● **To be done**
Find each line with the word "TREATMENT" and state how many there are, nothing more.

● **Raw records**
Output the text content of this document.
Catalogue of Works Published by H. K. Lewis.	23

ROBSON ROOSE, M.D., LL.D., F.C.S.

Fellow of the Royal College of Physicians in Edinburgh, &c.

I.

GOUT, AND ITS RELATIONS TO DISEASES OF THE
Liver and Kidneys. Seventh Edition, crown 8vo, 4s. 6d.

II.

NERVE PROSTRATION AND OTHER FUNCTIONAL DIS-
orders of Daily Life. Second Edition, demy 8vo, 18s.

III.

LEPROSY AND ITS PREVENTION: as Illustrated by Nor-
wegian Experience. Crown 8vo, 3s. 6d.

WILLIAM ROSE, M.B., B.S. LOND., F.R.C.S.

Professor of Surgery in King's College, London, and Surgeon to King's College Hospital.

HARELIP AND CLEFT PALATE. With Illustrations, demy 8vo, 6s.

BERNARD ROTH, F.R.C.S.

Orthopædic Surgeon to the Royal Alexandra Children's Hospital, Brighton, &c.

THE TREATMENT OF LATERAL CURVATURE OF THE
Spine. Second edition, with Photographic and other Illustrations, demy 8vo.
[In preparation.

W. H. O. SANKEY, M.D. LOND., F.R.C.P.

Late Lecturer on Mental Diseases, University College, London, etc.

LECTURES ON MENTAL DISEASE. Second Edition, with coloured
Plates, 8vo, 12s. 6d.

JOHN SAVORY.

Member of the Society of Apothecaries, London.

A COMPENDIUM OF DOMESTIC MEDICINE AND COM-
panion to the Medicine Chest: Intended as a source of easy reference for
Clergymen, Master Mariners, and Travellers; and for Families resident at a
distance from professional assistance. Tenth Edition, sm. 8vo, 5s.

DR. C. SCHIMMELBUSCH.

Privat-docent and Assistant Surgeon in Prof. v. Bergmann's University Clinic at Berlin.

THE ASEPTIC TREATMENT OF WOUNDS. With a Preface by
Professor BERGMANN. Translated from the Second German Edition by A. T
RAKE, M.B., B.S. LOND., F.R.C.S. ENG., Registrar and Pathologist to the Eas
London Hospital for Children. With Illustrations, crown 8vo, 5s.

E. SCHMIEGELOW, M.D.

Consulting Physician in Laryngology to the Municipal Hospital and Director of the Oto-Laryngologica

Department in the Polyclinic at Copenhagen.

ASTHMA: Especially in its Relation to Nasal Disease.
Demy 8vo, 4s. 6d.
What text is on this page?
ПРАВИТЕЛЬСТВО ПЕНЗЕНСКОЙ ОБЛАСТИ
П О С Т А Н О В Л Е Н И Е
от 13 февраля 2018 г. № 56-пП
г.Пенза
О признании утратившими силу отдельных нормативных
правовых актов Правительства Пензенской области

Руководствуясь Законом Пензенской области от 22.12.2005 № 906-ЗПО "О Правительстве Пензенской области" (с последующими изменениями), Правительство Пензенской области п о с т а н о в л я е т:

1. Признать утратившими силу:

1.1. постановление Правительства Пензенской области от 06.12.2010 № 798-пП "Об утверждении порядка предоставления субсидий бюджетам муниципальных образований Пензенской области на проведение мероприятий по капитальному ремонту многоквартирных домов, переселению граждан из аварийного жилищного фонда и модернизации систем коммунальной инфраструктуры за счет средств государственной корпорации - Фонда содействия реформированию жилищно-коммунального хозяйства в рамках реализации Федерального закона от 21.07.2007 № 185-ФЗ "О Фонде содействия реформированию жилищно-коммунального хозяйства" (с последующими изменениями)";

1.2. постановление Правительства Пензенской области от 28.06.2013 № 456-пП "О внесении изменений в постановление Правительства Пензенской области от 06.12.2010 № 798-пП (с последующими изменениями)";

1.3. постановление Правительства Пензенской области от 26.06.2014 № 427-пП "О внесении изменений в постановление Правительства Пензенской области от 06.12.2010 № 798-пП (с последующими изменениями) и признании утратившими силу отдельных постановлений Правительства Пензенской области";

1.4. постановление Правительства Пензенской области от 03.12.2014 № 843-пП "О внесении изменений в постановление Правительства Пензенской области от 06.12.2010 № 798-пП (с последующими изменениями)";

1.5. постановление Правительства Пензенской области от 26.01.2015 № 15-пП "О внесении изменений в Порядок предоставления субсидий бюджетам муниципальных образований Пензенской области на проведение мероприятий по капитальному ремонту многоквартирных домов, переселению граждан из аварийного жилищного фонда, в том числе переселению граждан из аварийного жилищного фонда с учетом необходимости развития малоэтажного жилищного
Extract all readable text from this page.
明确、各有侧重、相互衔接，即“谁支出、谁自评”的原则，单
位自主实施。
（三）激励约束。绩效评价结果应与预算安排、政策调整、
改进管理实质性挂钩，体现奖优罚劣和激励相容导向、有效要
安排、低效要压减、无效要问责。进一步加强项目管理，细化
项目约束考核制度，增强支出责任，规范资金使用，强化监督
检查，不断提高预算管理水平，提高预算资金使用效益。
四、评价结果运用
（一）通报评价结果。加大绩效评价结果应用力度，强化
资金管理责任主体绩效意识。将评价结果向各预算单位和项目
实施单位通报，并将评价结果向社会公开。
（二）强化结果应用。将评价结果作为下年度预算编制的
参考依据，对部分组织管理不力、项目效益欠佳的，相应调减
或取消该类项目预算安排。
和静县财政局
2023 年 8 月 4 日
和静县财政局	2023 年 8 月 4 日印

● **Task result**
2